#### WHAT YOU NEED TO DO:
Reproduce the records below word for word, leaving out none of them.

#### DATASET RECORDS:
# # # # # # #

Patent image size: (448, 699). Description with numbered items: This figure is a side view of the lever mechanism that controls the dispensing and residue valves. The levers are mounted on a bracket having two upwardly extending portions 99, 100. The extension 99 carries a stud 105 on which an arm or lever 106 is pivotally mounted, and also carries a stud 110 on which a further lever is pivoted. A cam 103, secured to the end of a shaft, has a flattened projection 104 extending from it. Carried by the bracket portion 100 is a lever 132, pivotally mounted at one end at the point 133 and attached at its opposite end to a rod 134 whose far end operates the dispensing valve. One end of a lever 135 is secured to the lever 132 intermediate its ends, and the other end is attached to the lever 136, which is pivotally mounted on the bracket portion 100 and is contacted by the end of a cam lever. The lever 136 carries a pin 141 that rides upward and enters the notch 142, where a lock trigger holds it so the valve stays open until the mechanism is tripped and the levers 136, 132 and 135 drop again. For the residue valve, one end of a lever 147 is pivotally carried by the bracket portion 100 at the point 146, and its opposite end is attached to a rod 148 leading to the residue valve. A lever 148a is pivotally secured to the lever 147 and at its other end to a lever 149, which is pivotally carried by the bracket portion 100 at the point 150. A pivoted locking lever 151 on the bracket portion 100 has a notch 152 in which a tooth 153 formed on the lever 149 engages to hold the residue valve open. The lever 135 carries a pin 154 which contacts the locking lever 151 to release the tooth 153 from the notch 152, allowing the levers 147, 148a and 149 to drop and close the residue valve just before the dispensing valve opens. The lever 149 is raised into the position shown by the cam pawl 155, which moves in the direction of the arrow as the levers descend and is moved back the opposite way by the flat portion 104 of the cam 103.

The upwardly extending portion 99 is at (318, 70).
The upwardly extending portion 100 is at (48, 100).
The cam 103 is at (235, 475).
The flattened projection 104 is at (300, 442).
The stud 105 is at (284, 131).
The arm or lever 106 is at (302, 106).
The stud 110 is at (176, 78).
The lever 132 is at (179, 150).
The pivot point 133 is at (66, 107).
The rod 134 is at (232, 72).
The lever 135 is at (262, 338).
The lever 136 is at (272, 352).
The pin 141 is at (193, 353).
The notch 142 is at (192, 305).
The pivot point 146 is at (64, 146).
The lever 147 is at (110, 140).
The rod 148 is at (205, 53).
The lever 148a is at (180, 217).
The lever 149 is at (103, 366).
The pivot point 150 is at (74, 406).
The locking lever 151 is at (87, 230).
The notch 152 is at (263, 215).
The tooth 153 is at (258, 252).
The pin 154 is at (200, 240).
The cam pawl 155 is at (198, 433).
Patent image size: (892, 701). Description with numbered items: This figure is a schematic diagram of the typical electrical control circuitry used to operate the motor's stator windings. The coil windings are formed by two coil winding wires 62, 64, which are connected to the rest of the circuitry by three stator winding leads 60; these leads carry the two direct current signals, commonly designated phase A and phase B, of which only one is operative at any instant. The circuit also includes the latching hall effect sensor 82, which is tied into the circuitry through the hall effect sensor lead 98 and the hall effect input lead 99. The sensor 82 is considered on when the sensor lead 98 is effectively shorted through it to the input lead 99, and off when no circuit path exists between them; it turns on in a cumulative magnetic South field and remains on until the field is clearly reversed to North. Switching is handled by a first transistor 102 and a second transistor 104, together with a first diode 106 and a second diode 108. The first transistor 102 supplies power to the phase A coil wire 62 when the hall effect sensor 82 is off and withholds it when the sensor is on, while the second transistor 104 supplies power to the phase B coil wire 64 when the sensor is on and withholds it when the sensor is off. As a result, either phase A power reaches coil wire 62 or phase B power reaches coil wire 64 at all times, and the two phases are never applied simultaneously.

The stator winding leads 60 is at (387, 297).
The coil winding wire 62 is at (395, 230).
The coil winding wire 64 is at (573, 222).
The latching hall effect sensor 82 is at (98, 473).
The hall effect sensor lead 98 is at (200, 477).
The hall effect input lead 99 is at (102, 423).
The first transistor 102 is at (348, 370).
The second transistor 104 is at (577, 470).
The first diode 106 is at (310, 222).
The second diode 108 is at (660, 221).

# # # # # # #

#### RESPONSE:
Patent image size: (448, 699). Description with numbered items: This figure is a side view of the lever mechanism that controls the dispensing and residue valves. The levers are mounted on a bracket having two upwardly extending portions 99, 100. The extension 99 carries a stud 105 on which an arm or lever 106 is pivotally mounted, and also carries a stud 110 on which a further lever is pivoted. A cam 103, secured to the end of a shaft, has a flattened projection 104 extending from it. Carried by the bracket portion 100 is a lever 132, pivotally mounted at one end at the point 133 and attached at its opposite end to a rod 134 whose far end operates the dispensing valve. One end of a lever 135 is secured to the lever 132 intermediate its ends, and the other end is attached to the lever 136, which is pivotally mounted on the bracket portion 100 and is contacted by the end of a cam lever. The lever 136 carries a pin 141 that rides upward and enters the notch 142, where a lock trigger holds it so the valve stays open until the mechanism is tripped and the levers 136, 132 and 135 drop again. For the residue valve, one end of a lever 147 is pivotally carried by the bracket portion 100 at the point 146, and its opposite end is attached to a rod 148 leading to the residue valve. A lever 148a is pivotally secured to the lever 147 and at its other end to a lever 149, which is pivotally carried by the bracket portion 100 at the point 150. A pivoted locking lever 151 on the bracket portion 100 has a notch 152 in which a tooth 153 formed on the lever 149 engages to hold the residue valve open. The lever 135 carries a pin 154 which contacts the locking lever 151 to release the tooth 153 from the notch 152, allowing the levers 147, 148a and 149 to drop and close the residue valve just before the dispensing valve opens. The lever 149 is raised into the position shown by the cam pawl 155, which moves in the direction of the arrow as the levers descend and is moved back the opposite way by the flat portion 104 of the cam 103.

The upwardly extending portion 99 is at (318, 70).
The upwardly extending portion 100 is at (48, 100).
The cam 103 is at (235, 475).
The flattened projection 104 is at (300, 442).
The stud 105 is at (284, 131).
The arm or lever 106 is at (302, 106).
The stud 110 is at (176, 78).
The lever 132 is at (179, 150).
The pivot point 133 is at (66, 107).
The rod 134 is at (232, 72).
The lever 135 is at (262, 338).
The lever 136 is at (272, 352).
The pin 141 is at (193, 353).
The notch 142 is at (192, 305).
The pivot point 146 is at (64, 146).
The lever 147 is at (110, 140).
The rod 148 is at (205, 53).
The lever 148a is at (180, 217).
The lever 149 is at (103, 366).
The pivot point 150 is at (74, 406).
The locking lever 151 is at (87, 230).
The notch 152 is at (263, 215).
The tooth 153 is at (258, 252).
The pin 154 is at (200, 240).
The cam pawl 155 is at (198, 433).
Patent image size: (892, 701). Description with numbered items: This figure is a schematic diagram of the typical electrical control circuitry used to operate the motor's stator windings. The coil windings are formed by two coil winding wires 62, 64, which are connected to the rest of the circuitry by three stator winding leads 60; these leads carry the two direct current signals, commonly designated phase A and phase B, of which only one is operative at any instant. The circuit also includes the latching hall effect sensor 82, which is tied into the circuitry through the hall effect sensor lead 98 and the hall effect input lead 99. The sensor 82 is considered on when the sensor lead 98 is effectively shorted through it to the input lead 99, and off when no circuit path exists between them; it turns on in a cumulative magnetic South field and remains on until the field is clearly reversed to North. Switching is handled by a first transistor 102 and a second transistor 104, together with a first diode 106 and a second diode 108. The first transistor 102 supplies power to the phase A coil wire 62 when the hall effect sensor 82 is off and withholds it when the sensor is on, while the second transistor 104 supplies power to the phase B coil wire 64 when the sensor is on and withholds it when the sensor is off. As a result, either phase A power reaches coil wire 62 or phase B power reaches coil wire 64 at all times, and the two phases are never applied simultaneously.

The stator winding leads 60 is at (387, 297).
The coil winding wire 62 is at (395, 230).
The coil winding wire 64 is at (573, 222).
The latching hall effect sensor 82 is at (98, 473).
The hall effect sensor lead 98 is at (200, 477).
The hall effect input lead 99 is at (102, 423).
The first transistor 102 is at (348, 370).
The second transistor 104 is at (577, 470).
The first diode 106 is at (310, 222).
The second diode 108 is at (660, 221).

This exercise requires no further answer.